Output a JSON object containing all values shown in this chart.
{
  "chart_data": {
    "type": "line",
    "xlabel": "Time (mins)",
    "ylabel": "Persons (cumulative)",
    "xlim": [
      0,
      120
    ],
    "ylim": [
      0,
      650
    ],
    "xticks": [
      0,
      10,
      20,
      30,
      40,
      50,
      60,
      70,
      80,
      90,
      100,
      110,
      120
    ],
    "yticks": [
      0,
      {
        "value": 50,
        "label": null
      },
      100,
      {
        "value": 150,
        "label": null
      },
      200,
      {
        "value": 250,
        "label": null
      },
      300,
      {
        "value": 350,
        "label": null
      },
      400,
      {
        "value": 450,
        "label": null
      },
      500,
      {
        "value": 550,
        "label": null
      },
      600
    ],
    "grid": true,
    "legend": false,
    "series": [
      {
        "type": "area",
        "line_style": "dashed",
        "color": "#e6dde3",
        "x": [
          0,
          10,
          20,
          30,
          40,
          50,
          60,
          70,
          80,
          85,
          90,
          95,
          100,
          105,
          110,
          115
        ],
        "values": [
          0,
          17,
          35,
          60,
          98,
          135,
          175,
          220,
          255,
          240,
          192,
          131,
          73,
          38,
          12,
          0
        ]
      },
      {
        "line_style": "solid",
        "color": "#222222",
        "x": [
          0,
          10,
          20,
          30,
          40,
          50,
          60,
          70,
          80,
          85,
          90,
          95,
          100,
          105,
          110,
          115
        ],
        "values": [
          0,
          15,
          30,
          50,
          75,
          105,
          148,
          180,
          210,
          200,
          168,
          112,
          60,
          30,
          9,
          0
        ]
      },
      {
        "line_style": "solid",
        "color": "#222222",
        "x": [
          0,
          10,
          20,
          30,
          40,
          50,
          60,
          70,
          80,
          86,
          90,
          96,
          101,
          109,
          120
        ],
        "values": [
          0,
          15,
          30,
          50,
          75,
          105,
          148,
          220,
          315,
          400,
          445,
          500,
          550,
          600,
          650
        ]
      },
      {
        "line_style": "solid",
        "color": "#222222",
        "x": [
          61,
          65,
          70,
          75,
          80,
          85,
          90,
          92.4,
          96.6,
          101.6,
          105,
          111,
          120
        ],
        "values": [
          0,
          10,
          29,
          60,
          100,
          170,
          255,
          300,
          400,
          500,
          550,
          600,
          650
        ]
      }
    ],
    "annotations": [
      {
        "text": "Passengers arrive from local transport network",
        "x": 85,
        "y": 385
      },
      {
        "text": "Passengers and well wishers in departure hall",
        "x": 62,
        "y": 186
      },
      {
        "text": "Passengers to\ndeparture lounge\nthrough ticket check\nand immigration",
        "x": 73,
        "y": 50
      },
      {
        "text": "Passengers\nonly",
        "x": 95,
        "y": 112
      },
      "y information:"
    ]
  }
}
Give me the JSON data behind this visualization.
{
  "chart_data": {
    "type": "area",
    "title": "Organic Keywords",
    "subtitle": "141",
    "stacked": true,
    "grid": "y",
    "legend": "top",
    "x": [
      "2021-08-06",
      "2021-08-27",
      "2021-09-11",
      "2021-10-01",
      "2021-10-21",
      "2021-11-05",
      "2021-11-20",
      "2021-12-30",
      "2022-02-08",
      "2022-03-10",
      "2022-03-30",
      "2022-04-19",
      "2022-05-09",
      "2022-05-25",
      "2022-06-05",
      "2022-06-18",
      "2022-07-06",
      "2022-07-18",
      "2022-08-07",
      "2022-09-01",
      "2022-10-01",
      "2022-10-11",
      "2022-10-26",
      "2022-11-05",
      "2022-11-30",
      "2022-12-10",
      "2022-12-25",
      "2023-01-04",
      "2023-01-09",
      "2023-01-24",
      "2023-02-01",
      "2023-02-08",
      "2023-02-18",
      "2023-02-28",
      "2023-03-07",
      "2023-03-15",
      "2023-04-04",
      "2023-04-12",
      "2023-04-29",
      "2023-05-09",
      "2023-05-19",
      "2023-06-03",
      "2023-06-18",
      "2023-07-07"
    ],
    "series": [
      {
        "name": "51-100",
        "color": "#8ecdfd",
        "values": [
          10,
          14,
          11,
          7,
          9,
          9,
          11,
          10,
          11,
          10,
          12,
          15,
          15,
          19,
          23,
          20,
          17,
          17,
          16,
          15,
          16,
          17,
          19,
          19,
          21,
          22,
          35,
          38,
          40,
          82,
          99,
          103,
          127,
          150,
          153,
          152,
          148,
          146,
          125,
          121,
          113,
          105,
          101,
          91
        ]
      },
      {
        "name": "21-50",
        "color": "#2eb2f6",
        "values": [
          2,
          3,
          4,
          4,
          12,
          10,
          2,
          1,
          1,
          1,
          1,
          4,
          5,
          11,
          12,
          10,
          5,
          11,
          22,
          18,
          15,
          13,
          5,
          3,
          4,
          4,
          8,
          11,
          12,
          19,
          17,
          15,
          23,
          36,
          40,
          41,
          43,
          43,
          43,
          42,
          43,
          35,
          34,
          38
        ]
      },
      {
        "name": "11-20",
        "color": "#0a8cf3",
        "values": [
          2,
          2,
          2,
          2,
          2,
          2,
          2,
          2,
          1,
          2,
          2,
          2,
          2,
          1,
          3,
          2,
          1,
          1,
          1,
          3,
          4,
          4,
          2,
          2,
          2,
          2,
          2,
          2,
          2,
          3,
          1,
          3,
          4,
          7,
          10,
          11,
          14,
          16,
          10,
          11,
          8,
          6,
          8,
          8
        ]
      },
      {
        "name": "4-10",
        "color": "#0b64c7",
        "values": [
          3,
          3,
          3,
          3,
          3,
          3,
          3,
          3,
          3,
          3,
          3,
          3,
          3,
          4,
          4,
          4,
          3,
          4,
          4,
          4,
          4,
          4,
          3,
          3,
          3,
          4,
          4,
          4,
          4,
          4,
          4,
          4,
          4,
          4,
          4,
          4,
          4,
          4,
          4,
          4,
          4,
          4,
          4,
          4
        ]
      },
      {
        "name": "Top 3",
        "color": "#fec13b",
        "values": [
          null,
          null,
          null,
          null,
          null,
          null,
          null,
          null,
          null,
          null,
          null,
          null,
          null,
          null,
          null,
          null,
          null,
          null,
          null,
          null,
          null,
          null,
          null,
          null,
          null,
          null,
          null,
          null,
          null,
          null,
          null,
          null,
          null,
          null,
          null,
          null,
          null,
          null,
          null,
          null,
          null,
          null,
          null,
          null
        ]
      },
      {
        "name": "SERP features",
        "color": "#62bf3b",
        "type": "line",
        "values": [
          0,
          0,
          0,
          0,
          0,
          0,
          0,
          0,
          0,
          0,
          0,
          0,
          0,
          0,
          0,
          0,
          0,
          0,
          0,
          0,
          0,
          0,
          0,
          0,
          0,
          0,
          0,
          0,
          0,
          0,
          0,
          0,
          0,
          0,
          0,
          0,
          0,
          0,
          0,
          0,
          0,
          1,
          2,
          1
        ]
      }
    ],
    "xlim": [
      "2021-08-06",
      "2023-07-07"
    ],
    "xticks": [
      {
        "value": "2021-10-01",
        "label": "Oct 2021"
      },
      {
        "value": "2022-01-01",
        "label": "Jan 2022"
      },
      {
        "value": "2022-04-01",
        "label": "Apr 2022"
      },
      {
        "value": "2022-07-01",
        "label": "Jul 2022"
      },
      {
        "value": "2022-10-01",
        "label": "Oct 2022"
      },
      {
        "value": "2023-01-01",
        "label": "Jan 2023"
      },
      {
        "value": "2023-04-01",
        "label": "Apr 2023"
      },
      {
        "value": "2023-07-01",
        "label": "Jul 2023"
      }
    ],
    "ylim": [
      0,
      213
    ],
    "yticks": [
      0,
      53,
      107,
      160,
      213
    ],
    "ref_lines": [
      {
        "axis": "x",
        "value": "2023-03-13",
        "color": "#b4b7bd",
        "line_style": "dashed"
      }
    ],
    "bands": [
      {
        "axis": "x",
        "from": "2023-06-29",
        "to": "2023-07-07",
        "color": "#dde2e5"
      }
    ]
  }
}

====

▶ [JOB]: Copy and report every line where the word "dashed" is present.

▶ [THE SOLUTION]:
        "line_style": "dashed",
        "line_style": "dashed"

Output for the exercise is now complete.